* [Task details]: Give all of the lines again, with nothing added or dropped.

--- begin Data entries ---

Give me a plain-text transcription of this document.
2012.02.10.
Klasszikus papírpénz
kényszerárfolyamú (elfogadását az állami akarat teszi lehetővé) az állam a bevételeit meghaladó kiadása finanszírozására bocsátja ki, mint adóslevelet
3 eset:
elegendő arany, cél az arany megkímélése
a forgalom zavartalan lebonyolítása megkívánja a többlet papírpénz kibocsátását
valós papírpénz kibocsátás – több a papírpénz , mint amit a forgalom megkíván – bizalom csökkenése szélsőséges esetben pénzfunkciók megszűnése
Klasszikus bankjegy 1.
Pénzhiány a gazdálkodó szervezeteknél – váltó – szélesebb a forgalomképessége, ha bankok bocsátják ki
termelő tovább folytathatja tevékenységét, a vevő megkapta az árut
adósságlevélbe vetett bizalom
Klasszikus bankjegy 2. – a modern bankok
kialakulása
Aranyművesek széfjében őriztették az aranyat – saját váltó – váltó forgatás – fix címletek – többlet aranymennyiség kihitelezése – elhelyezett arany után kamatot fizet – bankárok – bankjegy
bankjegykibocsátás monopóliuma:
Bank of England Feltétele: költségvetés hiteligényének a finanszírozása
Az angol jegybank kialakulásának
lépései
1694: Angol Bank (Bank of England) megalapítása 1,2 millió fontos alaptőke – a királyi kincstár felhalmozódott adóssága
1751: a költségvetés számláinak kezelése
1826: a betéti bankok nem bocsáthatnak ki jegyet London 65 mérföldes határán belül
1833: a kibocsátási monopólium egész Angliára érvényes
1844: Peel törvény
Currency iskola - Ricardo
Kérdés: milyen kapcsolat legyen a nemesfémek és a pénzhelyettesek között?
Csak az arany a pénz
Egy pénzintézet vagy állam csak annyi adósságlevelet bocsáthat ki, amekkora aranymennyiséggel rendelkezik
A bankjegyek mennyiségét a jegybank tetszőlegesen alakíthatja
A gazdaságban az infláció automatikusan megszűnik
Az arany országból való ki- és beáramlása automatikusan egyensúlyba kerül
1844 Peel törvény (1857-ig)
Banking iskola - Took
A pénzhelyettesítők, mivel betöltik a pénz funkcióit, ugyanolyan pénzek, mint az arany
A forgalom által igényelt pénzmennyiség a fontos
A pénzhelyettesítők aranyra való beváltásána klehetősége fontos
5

--- end Data entries ---

* [Result of the task]:
Give me a plain-text transcription of this document.
2012.02.10.
Klasszikus papírpénz
kényszerárfolyamú (elfogadását az állami akarat teszi lehetővé) az állam a bevételeit meghaladó kiadása finanszírozására bocsátja ki, mint adóslevelet
3 eset:
elegendő arany, cél az arany megkímélése
a forgalom zavartalan lebonyolítása megkívánja a többlet papírpénz kibocsátását
valós papírpénz kibocsátás – több a papírpénz , mint amit a forgalom megkíván – bizalom csökkenése szélsőséges esetben pénzfunkciók megszűnése
Klasszikus bankjegy 1.
Pénzhiány a gazdálkodó szervezeteknél – váltó – szélesebb a forgalomképessége, ha bankok bocsátják ki
termelő tovább folytathatja tevékenységét, a vevő megkapta az árut
adósságlevélbe vetett bizalom
Klasszikus bankjegy 2. – a modern bankok
kialakulása
Aranyművesek széfjében őriztették az aranyat – saját váltó – váltó forgatás – fix címletek – többlet aranymennyiség kihitelezése – elhelyezett arany után kamatot fizet – bankárok – bankjegy
bankjegykibocsátás monopóliuma:
Bank of England Feltétele: költségvetés hiteligényének a finanszírozása
Az angol jegybank kialakulásának
lépései
1694: Angol Bank (Bank of England) megalapítása 1,2 millió fontos alaptőke – a királyi kincstár felhalmozódott adóssága
1751: a költségvetés számláinak kezelése
1826: a betéti bankok nem bocsáthatnak ki jegyet London 65 mérföldes határán belül
1833: a kibocsátási monopólium egész Angliára érvényes
1844: Peel törvény
Currency iskola - Ricardo
Kérdés: milyen kapcsolat legyen a nemesfémek és a pénzhelyettesek között?
Csak az arany a pénz
Egy pénzintézet vagy állam csak annyi adósságlevelet bocsáthat ki, amekkora aranymennyiséggel rendelkezik
A bankjegyek mennyiségét a jegybank tetszőlegesen alakíthatja
A gazdaságban az infláció automatikusan megszűnik
Az arany országból való ki- és beáramlása automatikusan egyensúlyba kerül
1844 Peel törvény (1857-ig)
Banking iskola - Took
A pénzhelyettesítők, mivel betöltik a pénz funkcióit, ugyanolyan pénzek, mint az arany
A forgalom által igényelt pénzmennyiség a fontos
A pénzhelyettesítők aranyra való beváltásána klehetősége fontos
5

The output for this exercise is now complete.